§ **DATA RECORDS**

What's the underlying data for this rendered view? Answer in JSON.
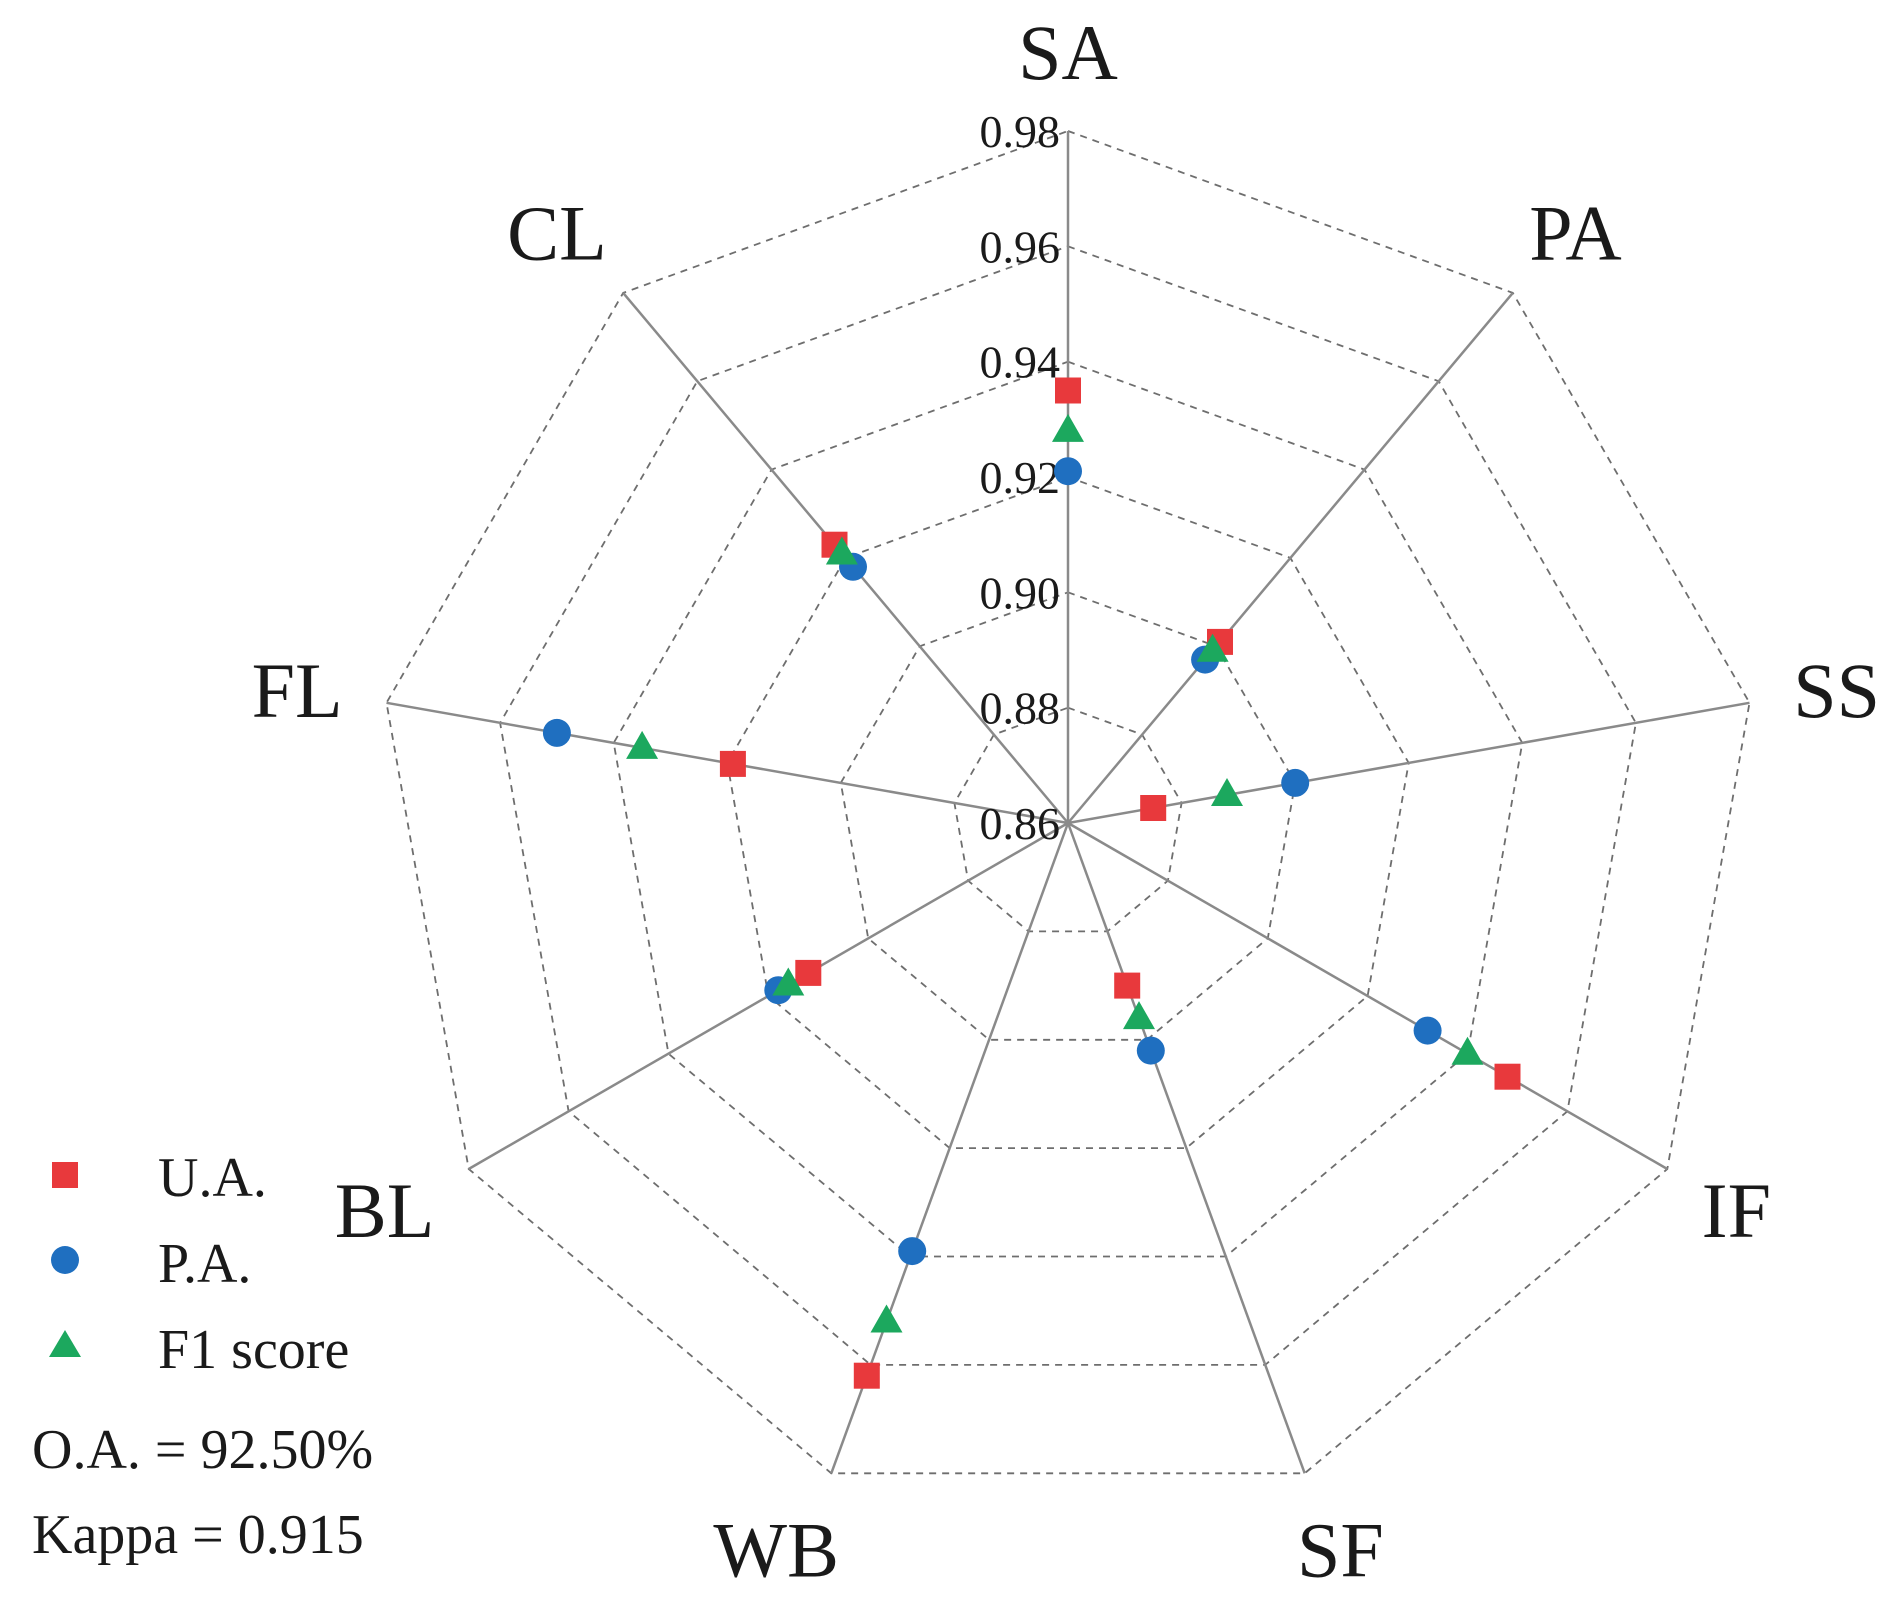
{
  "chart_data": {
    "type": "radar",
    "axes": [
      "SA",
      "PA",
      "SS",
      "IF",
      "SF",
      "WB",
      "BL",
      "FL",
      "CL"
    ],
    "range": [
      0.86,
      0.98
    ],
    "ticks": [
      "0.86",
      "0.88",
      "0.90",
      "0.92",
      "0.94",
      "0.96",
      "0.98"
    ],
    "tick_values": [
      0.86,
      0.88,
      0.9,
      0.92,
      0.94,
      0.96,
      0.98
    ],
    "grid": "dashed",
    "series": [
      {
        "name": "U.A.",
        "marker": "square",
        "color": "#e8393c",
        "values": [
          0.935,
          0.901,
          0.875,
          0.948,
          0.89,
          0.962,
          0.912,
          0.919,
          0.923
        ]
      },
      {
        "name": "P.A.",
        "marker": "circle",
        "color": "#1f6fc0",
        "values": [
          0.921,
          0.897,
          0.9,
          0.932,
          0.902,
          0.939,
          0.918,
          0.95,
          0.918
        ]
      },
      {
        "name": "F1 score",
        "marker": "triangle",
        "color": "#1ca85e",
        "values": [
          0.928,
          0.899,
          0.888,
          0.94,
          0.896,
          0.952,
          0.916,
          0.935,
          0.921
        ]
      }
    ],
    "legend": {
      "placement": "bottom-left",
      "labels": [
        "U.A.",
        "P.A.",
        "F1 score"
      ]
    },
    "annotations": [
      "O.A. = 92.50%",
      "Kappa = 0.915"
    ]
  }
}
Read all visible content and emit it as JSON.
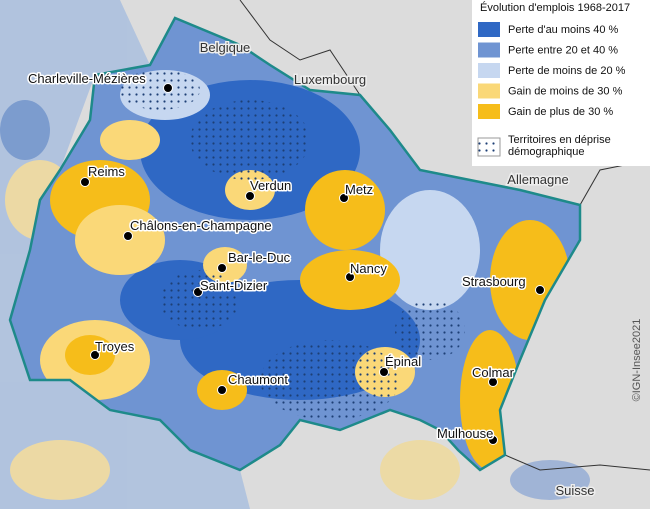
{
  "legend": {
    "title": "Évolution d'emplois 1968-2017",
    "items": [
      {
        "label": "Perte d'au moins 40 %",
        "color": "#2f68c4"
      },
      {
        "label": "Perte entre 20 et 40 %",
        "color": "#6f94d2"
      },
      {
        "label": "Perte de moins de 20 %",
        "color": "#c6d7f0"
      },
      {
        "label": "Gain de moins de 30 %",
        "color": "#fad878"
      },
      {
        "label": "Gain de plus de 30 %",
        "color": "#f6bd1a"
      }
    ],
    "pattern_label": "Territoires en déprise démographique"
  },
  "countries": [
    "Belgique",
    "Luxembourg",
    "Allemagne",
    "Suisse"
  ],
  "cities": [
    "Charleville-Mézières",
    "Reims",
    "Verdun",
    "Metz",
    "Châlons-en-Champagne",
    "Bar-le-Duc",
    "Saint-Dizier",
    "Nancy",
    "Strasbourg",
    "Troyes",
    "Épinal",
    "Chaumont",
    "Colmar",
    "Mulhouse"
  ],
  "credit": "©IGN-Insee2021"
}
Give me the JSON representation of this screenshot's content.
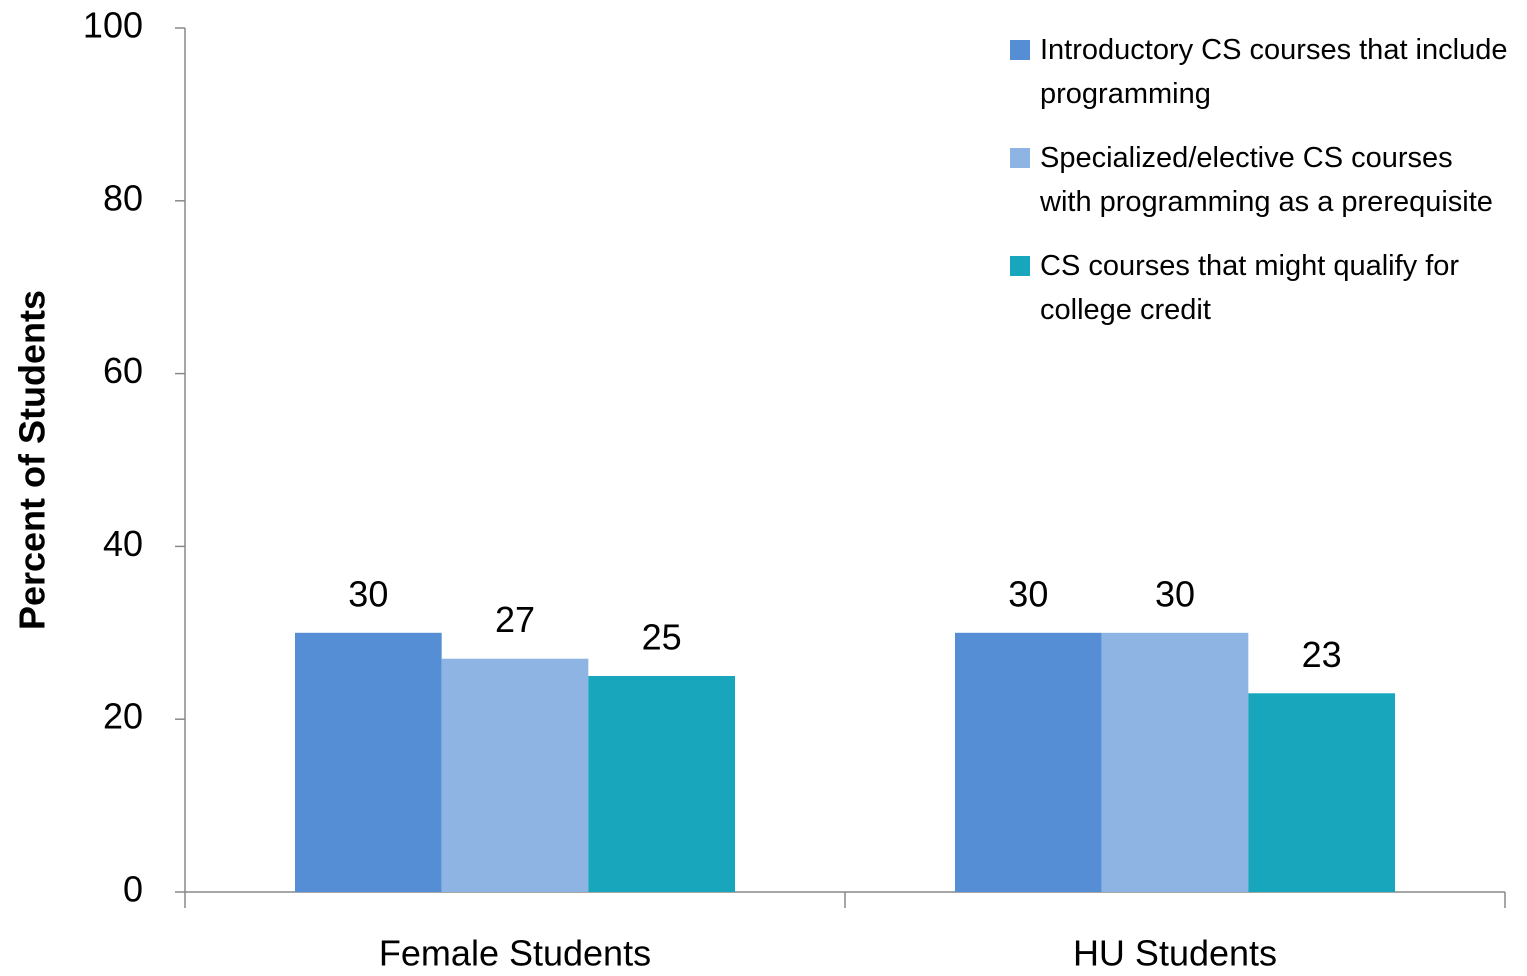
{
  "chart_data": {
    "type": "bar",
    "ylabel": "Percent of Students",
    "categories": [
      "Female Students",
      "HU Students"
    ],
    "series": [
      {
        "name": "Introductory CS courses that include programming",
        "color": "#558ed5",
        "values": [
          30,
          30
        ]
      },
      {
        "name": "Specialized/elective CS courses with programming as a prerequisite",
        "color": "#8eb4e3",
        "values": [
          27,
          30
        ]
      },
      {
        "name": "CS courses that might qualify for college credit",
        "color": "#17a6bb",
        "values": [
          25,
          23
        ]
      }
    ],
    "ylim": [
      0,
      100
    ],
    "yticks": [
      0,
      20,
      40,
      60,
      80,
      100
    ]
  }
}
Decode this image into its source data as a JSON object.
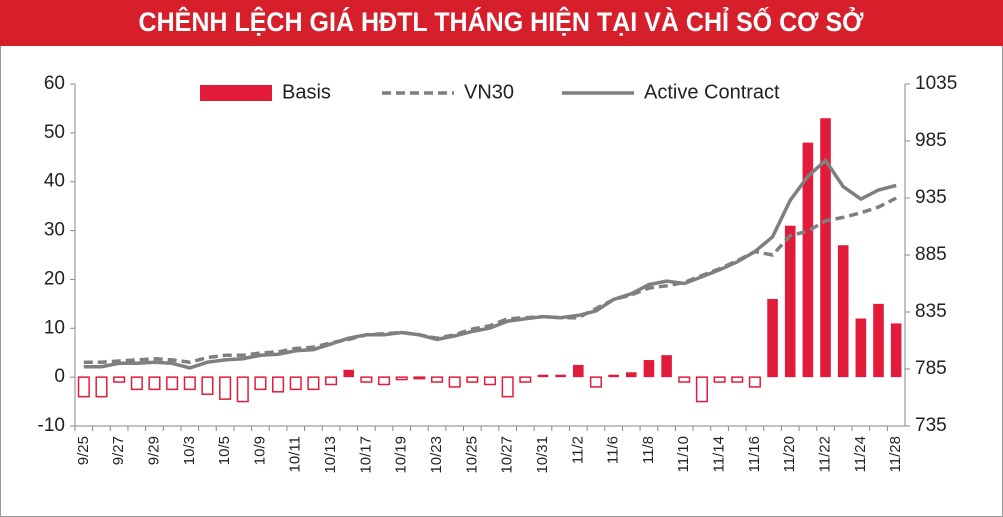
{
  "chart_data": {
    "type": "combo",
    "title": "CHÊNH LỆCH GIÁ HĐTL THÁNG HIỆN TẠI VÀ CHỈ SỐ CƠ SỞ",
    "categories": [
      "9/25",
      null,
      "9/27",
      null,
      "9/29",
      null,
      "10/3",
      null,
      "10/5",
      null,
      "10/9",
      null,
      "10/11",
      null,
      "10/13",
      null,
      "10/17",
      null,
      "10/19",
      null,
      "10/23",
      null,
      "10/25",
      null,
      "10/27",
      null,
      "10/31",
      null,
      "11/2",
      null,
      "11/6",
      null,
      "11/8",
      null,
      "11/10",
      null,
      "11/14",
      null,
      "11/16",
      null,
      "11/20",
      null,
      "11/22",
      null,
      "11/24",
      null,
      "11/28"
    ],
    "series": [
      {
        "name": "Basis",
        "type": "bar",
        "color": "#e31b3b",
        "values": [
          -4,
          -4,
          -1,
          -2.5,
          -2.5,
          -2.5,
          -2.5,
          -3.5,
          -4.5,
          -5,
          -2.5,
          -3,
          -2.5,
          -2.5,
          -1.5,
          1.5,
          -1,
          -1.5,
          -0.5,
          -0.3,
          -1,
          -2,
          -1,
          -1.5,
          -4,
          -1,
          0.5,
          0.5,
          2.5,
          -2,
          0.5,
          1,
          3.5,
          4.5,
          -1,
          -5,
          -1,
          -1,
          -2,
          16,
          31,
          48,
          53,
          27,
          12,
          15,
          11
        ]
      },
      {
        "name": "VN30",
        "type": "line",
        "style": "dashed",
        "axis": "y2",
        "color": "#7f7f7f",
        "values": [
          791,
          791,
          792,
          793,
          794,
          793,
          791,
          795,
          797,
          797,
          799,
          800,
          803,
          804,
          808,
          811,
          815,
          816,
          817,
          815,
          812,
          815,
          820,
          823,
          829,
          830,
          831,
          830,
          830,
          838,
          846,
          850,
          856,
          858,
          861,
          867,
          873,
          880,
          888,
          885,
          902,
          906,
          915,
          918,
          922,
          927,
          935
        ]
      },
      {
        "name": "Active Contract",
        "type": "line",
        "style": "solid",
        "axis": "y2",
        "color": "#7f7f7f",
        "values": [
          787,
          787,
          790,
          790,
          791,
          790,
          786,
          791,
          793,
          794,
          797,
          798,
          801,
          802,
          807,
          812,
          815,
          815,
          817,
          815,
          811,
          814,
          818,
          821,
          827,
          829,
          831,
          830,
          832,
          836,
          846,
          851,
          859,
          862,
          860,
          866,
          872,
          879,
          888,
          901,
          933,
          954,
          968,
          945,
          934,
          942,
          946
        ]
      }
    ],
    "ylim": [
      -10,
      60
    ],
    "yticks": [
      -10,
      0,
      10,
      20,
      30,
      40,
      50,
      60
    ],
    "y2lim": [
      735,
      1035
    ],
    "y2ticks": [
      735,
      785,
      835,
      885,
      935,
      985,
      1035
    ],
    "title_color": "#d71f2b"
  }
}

§ **EXERCISE REQUIREMENTS**
Make an exact copy of the data, leaving its pictures out.

§ **ANSWER TO THIS TASK**
What's the underlying data for this rendered view? Answer in JSON.
{
  "chart_data": {
    "type": "radar",
    "axes": [
      "SA",
      "PA",
      "SS",
      "IF",
      "SF",
      "WB",
      "BL",
      "FL",
      "CL"
    ],
    "range": [
      0.86,
      0.98
    ],
    "ticks": [
      "0.86",
      "0.88",
      "0.90",
      "0.92",
      "0.94",
      "0.96",
      "0.98"
    ],
    "tick_values": [
      0.86,
      0.88,
      0.9,
      0.92,
      0.94,
      0.96,
      0.98
    ],
    "grid": "dashed",
    "series": [
      {
        "name": "U.A.",
        "marker": "square",
        "color": "#e8393c",
        "values": [
          0.935,
          0.901,
          0.875,
          0.948,
          0.89,
          0.962,
          0.912,
          0.919,
          0.923
        ]
      },
      {
        "name": "P.A.",
        "marker": "circle",
        "color": "#1f6fc0",
        "values": [
          0.921,
          0.897,
          0.9,
          0.932,
          0.902,
          0.939,
          0.918,
          0.95,
          0.918
        ]
      },
      {
        "name": "F1 score",
        "marker": "triangle",
        "color": "#1ca85e",
        "values": [
          0.928,
          0.899,
          0.888,
          0.94,
          0.896,
          0.952,
          0.916,
          0.935,
          0.921
        ]
      }
    ],
    "legend": {
      "placement": "bottom-left",
      "labels": [
        "U.A.",
        "P.A.",
        "F1 score"
      ]
    },
    "annotations": [
      "O.A. = 92.50%",
      "Kappa = 0.915"
    ]
  }
}
Read all visible content and emit it as JSON.
{
  "legend": {
    "title": "Évolution d'emplois 1968-2017",
    "items": [
      {
        "label": "Perte d'au moins 40 %",
        "color": "#2f68c4"
      },
      {
        "label": "Perte entre 20 et 40 %",
        "color": "#6f94d2"
      },
      {
        "label": "Perte de moins de 20 %",
        "color": "#c6d7f0"
      },
      {
        "label": "Gain de moins de 30 %",
        "color": "#fad878"
      },
      {
        "label": "Gain de plus de 30 %",
        "color": "#f6bd1a"
      }
    ],
    "pattern_label": "Territoires en déprise démographique"
  },
  "countries": [
    "Belgique",
    "Luxembourg",
    "Allemagne",
    "Suisse"
  ],
  "cities": [
    "Charleville-Mézières",
    "Reims",
    "Verdun",
    "Metz",
    "Châlons-en-Champagne",
    "Bar-le-Duc",
    "Saint-Dizier",
    "Nancy",
    "Strasbourg",
    "Troyes",
    "Épinal",
    "Chaumont",
    "Colmar",
    "Mulhouse"
  ],
  "credit": "©IGN-Insee2021"
}
Give me the JSON representation of this screenshot's content.
{
  "chart_data": {
    "type": "bar",
    "ylabel": "Percent of Students",
    "categories": [
      "Female Students",
      "HU Students"
    ],
    "series": [
      {
        "name": "Introductory CS courses that include programming",
        "color": "#558ed5",
        "values": [
          30,
          30
        ]
      },
      {
        "name": "Specialized/elective CS courses with programming as a prerequisite",
        "color": "#8eb4e3",
        "values": [
          27,
          30
        ]
      },
      {
        "name": "CS courses that might qualify for college credit",
        "color": "#17a6bb",
        "values": [
          25,
          23
        ]
      }
    ],
    "ylim": [
      0,
      100
    ],
    "yticks": [
      0,
      20,
      40,
      60,
      80,
      100
    ]
  }
}
Decode this image into its source data as a JSON object.
{
  "chart_data": {
    "type": "combo",
    "title": "CHÊNH LỆCH GIÁ HĐTL THÁNG HIỆN TẠI VÀ CHỈ SỐ CƠ SỞ",
    "categories": [
      "9/25",
      null,
      "9/27",
      null,
      "9/29",
      null,
      "10/3",
      null,
      "10/5",
      null,
      "10/9",
      null,
      "10/11",
      null,
      "10/13",
      null,
      "10/17",
      null,
      "10/19",
      null,
      "10/23",
      null,
      "10/25",
      null,
      "10/27",
      null,
      "10/31",
      null,
      "11/2",
      null,
      "11/6",
      null,
      "11/8",
      null,
      "11/10",
      null,
      "11/14",
      null,
      "11/16",
      null,
      "11/20",
      null,
      "11/22",
      null,
      "11/24",
      null,
      "11/28"
    ],
    "series": [
      {
        "name": "Basis",
        "type": "bar",
        "color": "#e31b3b",
        "values": [
          -4,
          -4,
          -1,
          -2.5,
          -2.5,
          -2.5,
          -2.5,
          -3.5,
          -4.5,
          -5,
          -2.5,
          -3,
          -2.5,
          -2.5,
          -1.5,
          1.5,
          -1,
          -1.5,
          -0.5,
          -0.3,
          -1,
          -2,
          -1,
          -1.5,
          -4,
          -1,
          0.5,
          0.5,
          2.5,
          -2,
          0.5,
          1,
          3.5,
          4.5,
          -1,
          -5,
          -1,
          -1,
          -2,
          16,
          31,
          48,
          53,
          27,
          12,
          15,
          11
        ]
      },
      {
        "name": "VN30",
        "type": "line",
        "style": "dashed",
        "axis": "y2",
        "color": "#7f7f7f",
        "values": [
          791,
          791,
          792,
          793,
          794,
          793,
          791,
          795,
          797,
          797,
          799,
          800,
          803,
          804,
          808,
          811,
          815,
          816,
          817,
          815,
          812,
          815,
          820,
          823,
          829,
          830,
          831,
          830,
          830,
          838,
          846,
          850,
          856,
          858,
          861,
          867,
          873,
          880,
          888,
          885,
          902,
          906,
          915,
          918,
          922,
          927,
          935
        ]
      },
      {
        "name": "Active Contract",
        "type": "line",
        "style": "solid",
        "axis": "y2",
        "color": "#7f7f7f",
        "values": [
          787,
          787,
          790,
          790,
          791,
          790,
          786,
          791,
          793,
          794,
          797,
          798,
          801,
          802,
          807,
          812,
          815,
          815,
          817,
          815,
          811,
          814,
          818,
          821,
          827,
          829,
          831,
          830,
          832,
          836,
          846,
          851,
          859,
          862,
          860,
          866,
          872,
          879,
          888,
          901,
          933,
          954,
          968,
          945,
          934,
          942,
          946
        ]
      }
    ],
    "ylim": [
      -10,
      60
    ],
    "yticks": [
      -10,
      0,
      10,
      20,
      30,
      40,
      50,
      60
    ],
    "y2lim": [
      735,
      1035
    ],
    "y2ticks": [
      735,
      785,
      835,
      885,
      935,
      985,
      1035
    ],
    "title_color": "#d71f2b"
  }
}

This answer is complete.